-- Start --
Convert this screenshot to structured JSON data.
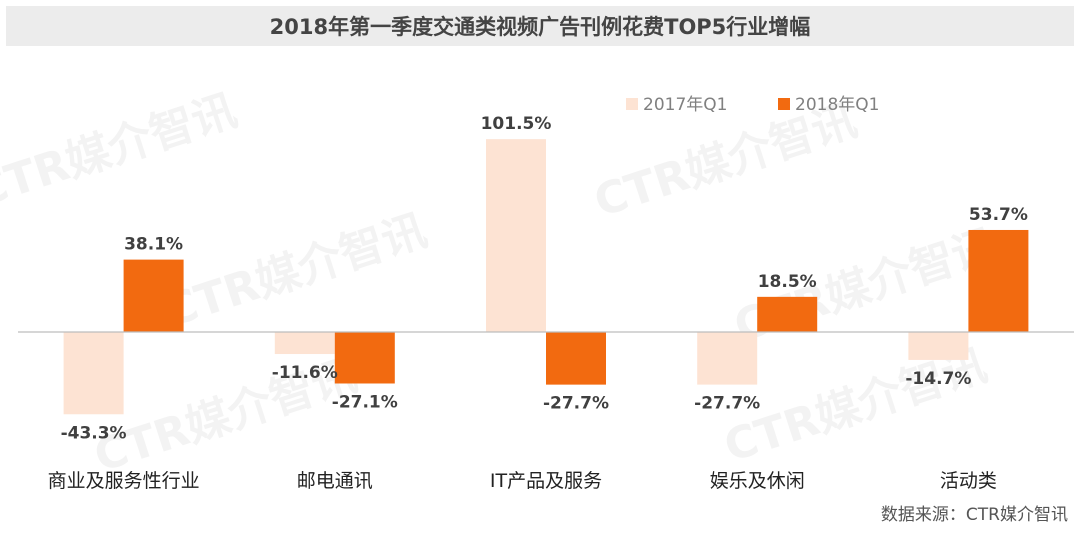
{
  "chart_data": {
    "type": "bar",
    "title": "2018年第一季度交通类视频广告刊例花费TOP5行业增幅",
    "categories": [
      "商业及服务性行业",
      "邮电通讯",
      "IT产品及服务",
      "娱乐及休闲",
      "活动类"
    ],
    "series": [
      {
        "name": "2017年Q1",
        "values": [
          -43.3,
          -11.6,
          101.5,
          -27.7,
          -14.7
        ],
        "labels": [
          "-43.3%",
          "-11.6%",
          "101.5%",
          "-27.7%",
          "-14.7%"
        ],
        "color": "#fde3d3"
      },
      {
        "name": "2018年Q1",
        "values": [
          38.1,
          -27.1,
          -27.7,
          18.5,
          53.7
        ],
        "labels": [
          "38.1%",
          "-27.1%",
          "-27.7%",
          "18.5%",
          "53.7%"
        ],
        "color": "#f26a10"
      }
    ],
    "unit": "%",
    "grid": false,
    "legend": "top-right"
  },
  "source": "数据来源：CTR媒介智讯",
  "watermark": "CTR媒介智讯",
  "colors": {
    "title_bg": "#ececec",
    "axis": "#bdbdbd"
  }
}
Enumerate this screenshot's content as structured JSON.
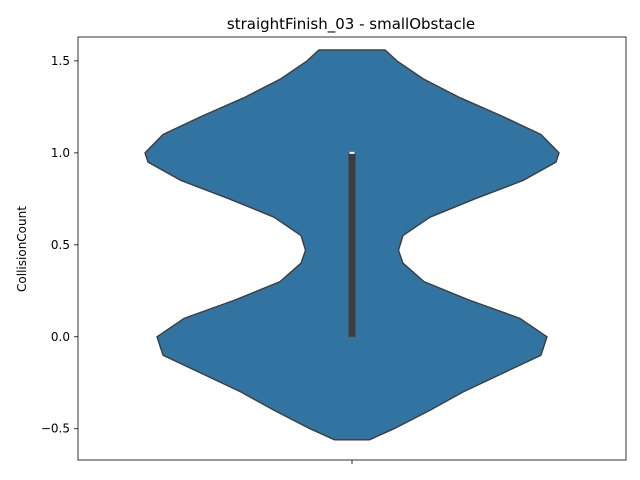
{
  "chart_data": {
    "type": "violin",
    "title": "straightFinish_03 - smallObstacle",
    "xlabel": "",
    "ylabel": "CollisionCount",
    "ylim": [
      -0.67,
      1.63
    ],
    "yticks": [
      -0.5,
      0.0,
      0.5,
      1.0,
      1.5
    ],
    "ytick_labels": [
      "−0.5",
      "0.0",
      "0.5",
      "1.0",
      "1.5"
    ],
    "xticks": [
      ""
    ],
    "grid": false,
    "colors": {
      "violin_fill": "#3274a1",
      "violin_edge": "#3d3d3d",
      "box": "#3d3d3d",
      "median": "#ffffff"
    },
    "violin": {
      "density_profile": [
        {
          "y": -0.56,
          "half_width": 0.058
        },
        {
          "y": -0.5,
          "half_width": 0.14
        },
        {
          "y": -0.4,
          "half_width": 0.26
        },
        {
          "y": -0.3,
          "half_width": 0.37
        },
        {
          "y": -0.2,
          "half_width": 0.5
        },
        {
          "y": -0.1,
          "half_width": 0.63
        },
        {
          "y": 0.0,
          "half_width": 0.65
        },
        {
          "y": 0.1,
          "half_width": 0.56
        },
        {
          "y": 0.2,
          "half_width": 0.39
        },
        {
          "y": 0.3,
          "half_width": 0.24
        },
        {
          "y": 0.4,
          "half_width": 0.17
        },
        {
          "y": 0.47,
          "half_width": 0.155
        },
        {
          "y": 0.55,
          "half_width": 0.17
        },
        {
          "y": 0.65,
          "half_width": 0.26
        },
        {
          "y": 0.75,
          "half_width": 0.41
        },
        {
          "y": 0.85,
          "half_width": 0.57
        },
        {
          "y": 0.95,
          "half_width": 0.68
        },
        {
          "y": 1.0,
          "half_width": 0.69
        },
        {
          "y": 1.1,
          "half_width": 0.63
        },
        {
          "y": 1.2,
          "half_width": 0.5
        },
        {
          "y": 1.3,
          "half_width": 0.36
        },
        {
          "y": 1.4,
          "half_width": 0.24
        },
        {
          "y": 1.5,
          "half_width": 0.15
        },
        {
          "y": 1.56,
          "half_width": 0.11
        }
      ],
      "quartile_box": {
        "q1": 0.0,
        "q3": 1.0
      },
      "whiskers": [
        0.0,
        1.0
      ],
      "median": 1.0
    }
  }
}
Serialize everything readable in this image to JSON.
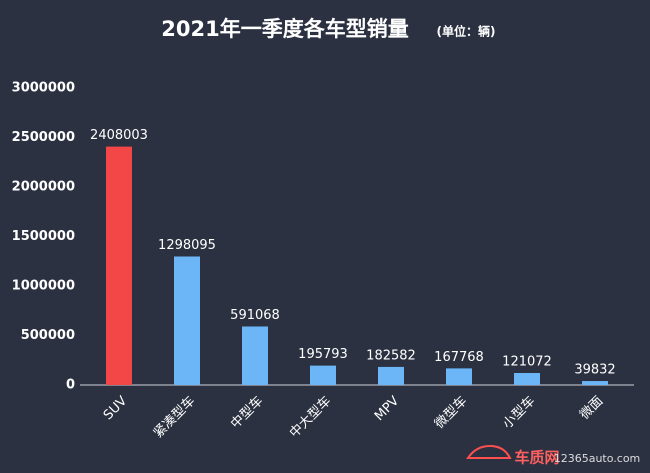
{
  "chart_data": {
    "type": "bar",
    "title": "2021年一季度各车型销量",
    "subtitle": "(单位：辆)",
    "categories": [
      "SUV",
      "紧凑型车",
      "中型车",
      "中大型车",
      "MPV",
      "微型车",
      "小型车",
      "微面"
    ],
    "values": [
      2408003,
      1298095,
      591068,
      195793,
      182582,
      167768,
      121072,
      39832
    ],
    "colors": [
      "#f34747",
      "#6cb6f7",
      "#6cb6f7",
      "#6cb6f7",
      "#6cb6f7",
      "#6cb6f7",
      "#6cb6f7",
      "#6cb6f7"
    ],
    "ylim": [
      0,
      3000000
    ],
    "yticks": [
      0,
      500000,
      1000000,
      1500000,
      2000000,
      2500000,
      3000000
    ],
    "grid": false
  },
  "watermark": {
    "brand": "车质网",
    "site": "12365auto.com"
  }
}
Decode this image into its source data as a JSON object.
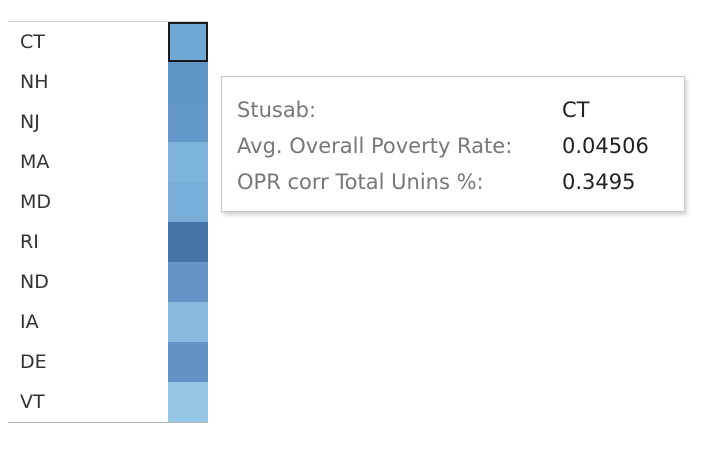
{
  "rows": [
    {
      "label": "CT",
      "color": "#6fa8d6"
    },
    {
      "label": "NH",
      "color": "#6196c9"
    },
    {
      "label": "NJ",
      "color": "#6497c9"
    },
    {
      "label": "MA",
      "color": "#7eb3db"
    },
    {
      "label": "MD",
      "color": "#79aed9"
    },
    {
      "label": "RI",
      "color": "#4574a8"
    },
    {
      "label": "ND",
      "color": "#6595c8"
    },
    {
      "label": "IA",
      "color": "#86bade"
    },
    {
      "label": "DE",
      "color": "#6193c6"
    },
    {
      "label": "VT",
      "color": "#95c6e6"
    }
  ],
  "tooltip": {
    "stusab_label": "Stusab:",
    "stusab_value": "CT",
    "poverty_label": "Avg. Overall Poverty Rate:",
    "poverty_value": "0.04506",
    "corr_label": "OPR corr Total Unins %:",
    "corr_value": "0.3495"
  }
}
-- End --
Quote all the lines above exactly as given. Do not include the pictures.

Convert this screenshot to structured JSON data.
{
  "chart_data": {
    "type": "bar",
    "title": "2018年第一季度交通类视频广告刊例花费TOP5行业增幅",
    "categories": [
      "商业及服务性行业",
      "邮电通讯",
      "IT产品及服务",
      "娱乐及休闲",
      "活动类"
    ],
    "series": [
      {
        "name": "2017年Q1",
        "values": [
          -43.3,
          -11.6,
          101.5,
          -27.7,
          -14.7
        ],
        "labels": [
          "-43.3%",
          "-11.6%",
          "101.5%",
          "-27.7%",
          "-14.7%"
        ],
        "color": "#fde3d3"
      },
      {
        "name": "2018年Q1",
        "values": [
          38.1,
          -27.1,
          -27.7,
          18.5,
          53.7
        ],
        "labels": [
          "38.1%",
          "-27.1%",
          "-27.7%",
          "18.5%",
          "53.7%"
        ],
        "color": "#f26a10"
      }
    ],
    "unit": "%",
    "grid": false,
    "legend": "top-right"
  },
  "source": "数据来源：CTR媒介智讯",
  "watermark": "CTR媒介智讯",
  "colors": {
    "title_bg": "#ececec",
    "axis": "#bdbdbd"
  }
}
Enumerate this screenshot's content as structured JSON.
{
  "chart_data": {
    "type": "violin",
    "title": "straightFinish_03 - smallObstacle",
    "xlabel": "",
    "ylabel": "CollisionCount",
    "ylim": [
      -0.67,
      1.63
    ],
    "yticks": [
      -0.5,
      0.0,
      0.5,
      1.0,
      1.5
    ],
    "ytick_labels": [
      "−0.5",
      "0.0",
      "0.5",
      "1.0",
      "1.5"
    ],
    "xticks": [
      ""
    ],
    "grid": false,
    "colors": {
      "violin_fill": "#3274a1",
      "violin_edge": "#3d3d3d",
      "box": "#3d3d3d",
      "median": "#ffffff"
    },
    "violin": {
      "density_profile": [
        {
          "y": -0.56,
          "half_width": 0.058
        },
        {
          "y": -0.5,
          "half_width": 0.14
        },
        {
          "y": -0.4,
          "half_width": 0.26
        },
        {
          "y": -0.3,
          "half_width": 0.37
        },
        {
          "y": -0.2,
          "half_width": 0.5
        },
        {
          "y": -0.1,
          "half_width": 0.63
        },
        {
          "y": 0.0,
          "half_width": 0.65
        },
        {
          "y": 0.1,
          "half_width": 0.56
        },
        {
          "y": 0.2,
          "half_width": 0.39
        },
        {
          "y": 0.3,
          "half_width": 0.24
        },
        {
          "y": 0.4,
          "half_width": 0.17
        },
        {
          "y": 0.47,
          "half_width": 0.155
        },
        {
          "y": 0.55,
          "half_width": 0.17
        },
        {
          "y": 0.65,
          "half_width": 0.26
        },
        {
          "y": 0.75,
          "half_width": 0.41
        },
        {
          "y": 0.85,
          "half_width": 0.57
        },
        {
          "y": 0.95,
          "half_width": 0.68
        },
        {
          "y": 1.0,
          "half_width": 0.69
        },
        {
          "y": 1.1,
          "half_width": 0.63
        },
        {
          "y": 1.2,
          "half_width": 0.5
        },
        {
          "y": 1.3,
          "half_width": 0.36
        },
        {
          "y": 1.4,
          "half_width": 0.24
        },
        {
          "y": 1.5,
          "half_width": 0.15
        },
        {
          "y": 1.56,
          "half_width": 0.11
        }
      ],
      "quartile_box": {
        "q1": 0.0,
        "q3": 1.0
      },
      "whiskers": [
        0.0,
        1.0
      ],
      "median": 1.0
    }
  }
}
Serialize everything readable in this image to JSON.
{
  "chart_data": {
    "type": "bar",
    "title": "2021年一季度各车型销量",
    "subtitle": "(单位：辆)",
    "categories": [
      "SUV",
      "紧凑型车",
      "中型车",
      "中大型车",
      "MPV",
      "微型车",
      "小型车",
      "微面"
    ],
    "values": [
      2408003,
      1298095,
      591068,
      195793,
      182582,
      167768,
      121072,
      39832
    ],
    "colors": [
      "#f34747",
      "#6cb6f7",
      "#6cb6f7",
      "#6cb6f7",
      "#6cb6f7",
      "#6cb6f7",
      "#6cb6f7",
      "#6cb6f7"
    ],
    "ylim": [
      0,
      3000000
    ],
    "yticks": [
      0,
      500000,
      1000000,
      1500000,
      2000000,
      2500000,
      3000000
    ],
    "grid": false
  },
  "watermark": {
    "brand": "车质网",
    "site": "12365auto.com"
  }
}
Decode this image into its source data as a JSON object.
{
  "rows": [
    {
      "label": "CT",
      "color": "#6fa8d6"
    },
    {
      "label": "NH",
      "color": "#6196c9"
    },
    {
      "label": "NJ",
      "color": "#6497c9"
    },
    {
      "label": "MA",
      "color": "#7eb3db"
    },
    {
      "label": "MD",
      "color": "#79aed9"
    },
    {
      "label": "RI",
      "color": "#4574a8"
    },
    {
      "label": "ND",
      "color": "#6595c8"
    },
    {
      "label": "IA",
      "color": "#86bade"
    },
    {
      "label": "DE",
      "color": "#6193c6"
    },
    {
      "label": "VT",
      "color": "#95c6e6"
    }
  ],
  "tooltip": {
    "stusab_label": "Stusab:",
    "stusab_value": "CT",
    "poverty_label": "Avg. Overall Poverty Rate:",
    "poverty_value": "0.04506",
    "corr_label": "OPR corr Total Unins %:",
    "corr_value": "0.3495"
  }
}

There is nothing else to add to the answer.